**To be done**
Find the string "might" and gather every line that holds it.

(Figure data in JSON)

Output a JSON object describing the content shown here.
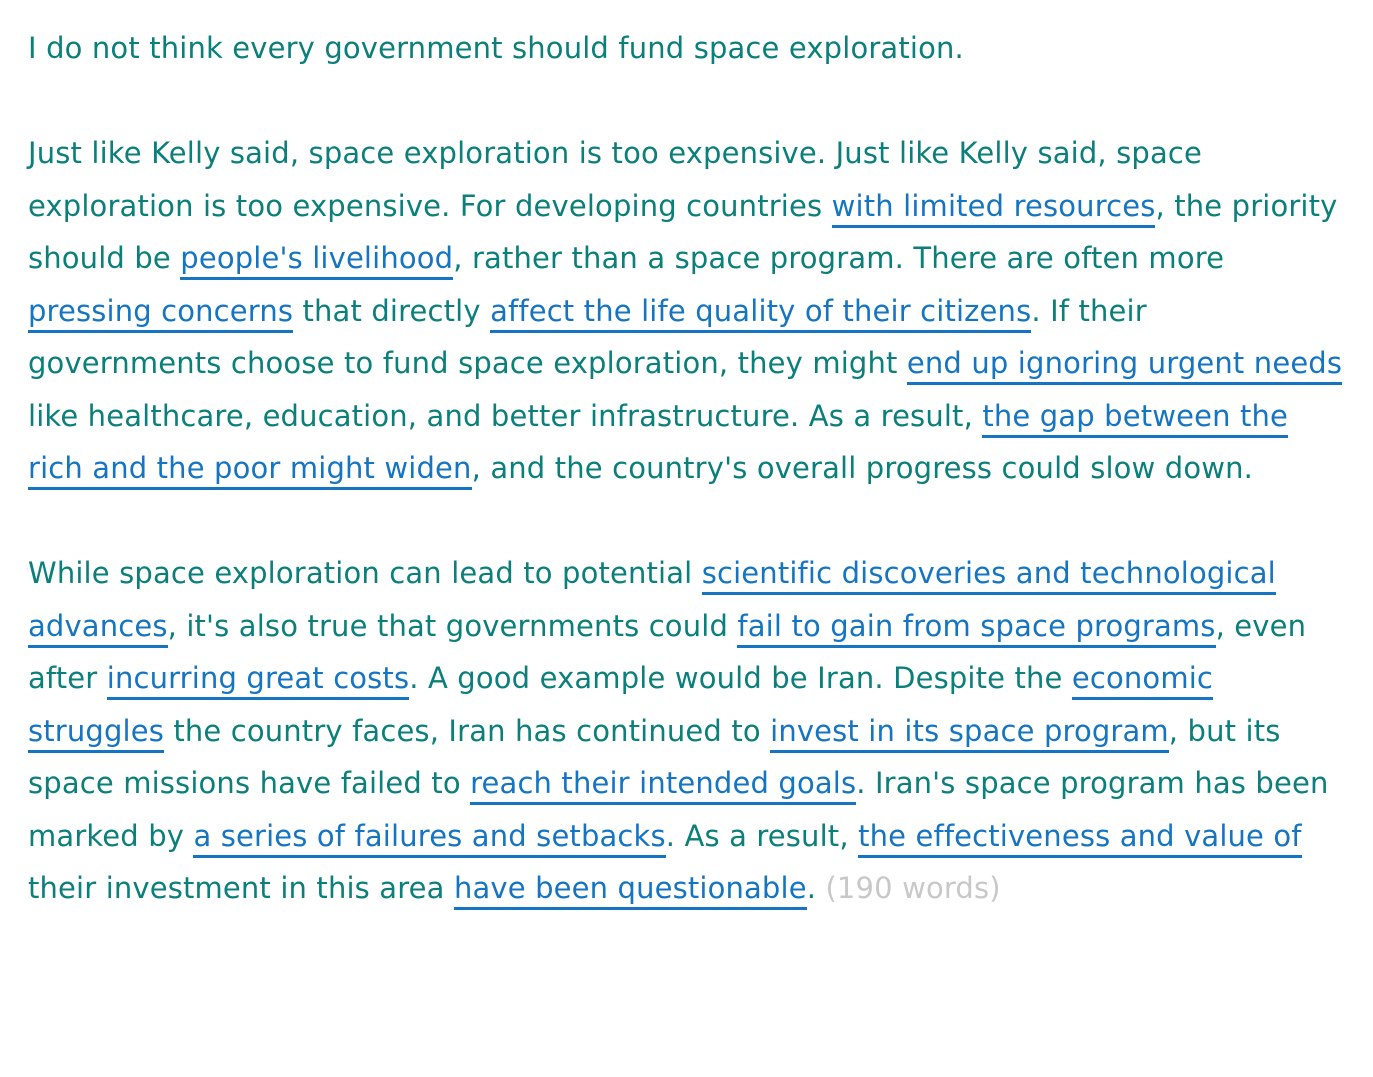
{
  "colors": {
    "text": "#0b7f7a",
    "highlight": "#1575c2",
    "word_count": "#c8c8c8"
  },
  "paragraphs": [
    {
      "segments": [
        {
          "text": "I do not think every government should fund space exploration.",
          "hl": false
        }
      ]
    },
    {
      "segments": [
        {
          "text": "Just like Kelly said, space exploration is too expensive. Just like Kelly said, space exploration is too expensive. For developing countries ",
          "hl": false
        },
        {
          "text": "with limited resources",
          "hl": true
        },
        {
          "text": ", the priority should be ",
          "hl": false
        },
        {
          "text": "people's livelihood",
          "hl": true
        },
        {
          "text": ", rather than a space program. There are often more ",
          "hl": false
        },
        {
          "text": "pressing concerns",
          "hl": true
        },
        {
          "text": " that directly ",
          "hl": false
        },
        {
          "text": "affect the life quality of their citizens",
          "hl": true
        },
        {
          "text": ". If their governments choose to fund space exploration, they might ",
          "hl": false
        },
        {
          "text": "end up ignoring urgent needs",
          "hl": true
        },
        {
          "text": " like healthcare, education, and better infrastructure. As a result, ",
          "hl": false
        },
        {
          "text": "the gap between the rich and the poor might widen",
          "hl": true
        },
        {
          "text": ", and the country's overall progress could slow down.",
          "hl": false
        }
      ]
    },
    {
      "segments": [
        {
          "text": "While space exploration can lead to potential ",
          "hl": false
        },
        {
          "text": "scientific discoveries and technological advances",
          "hl": true
        },
        {
          "text": ", it's also true that governments could ",
          "hl": false
        },
        {
          "text": "fail to gain from space programs",
          "hl": true
        },
        {
          "text": ", even after ",
          "hl": false
        },
        {
          "text": "incurring great costs",
          "hl": true
        },
        {
          "text": ". A good example would be Iran. Despite the ",
          "hl": false
        },
        {
          "text": "economic struggles",
          "hl": true
        },
        {
          "text": " the country faces, Iran has continued to ",
          "hl": false
        },
        {
          "text": "invest in its space program",
          "hl": true
        },
        {
          "text": ", but its space missions have failed to ",
          "hl": false
        },
        {
          "text": "reach their intended goals",
          "hl": true
        },
        {
          "text": ". Iran's space program has been marked by ",
          "hl": false
        },
        {
          "text": "a series of failures and setbacks",
          "hl": true
        },
        {
          "text": ". As a result, ",
          "hl": false
        },
        {
          "text": "the effectiveness and value of",
          "hl": true
        },
        {
          "text": " their investment in this area ",
          "hl": false
        },
        {
          "text": "have been questionable",
          "hl": true
        },
        {
          "text": ".",
          "hl": false
        }
      ],
      "word_count": "(190 words)"
    }
  ]
}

**Expected answer**
          "text": ". If their governments choose to fund space exploration, they might ",
          "text": "the gap between the rich and the poor might widen",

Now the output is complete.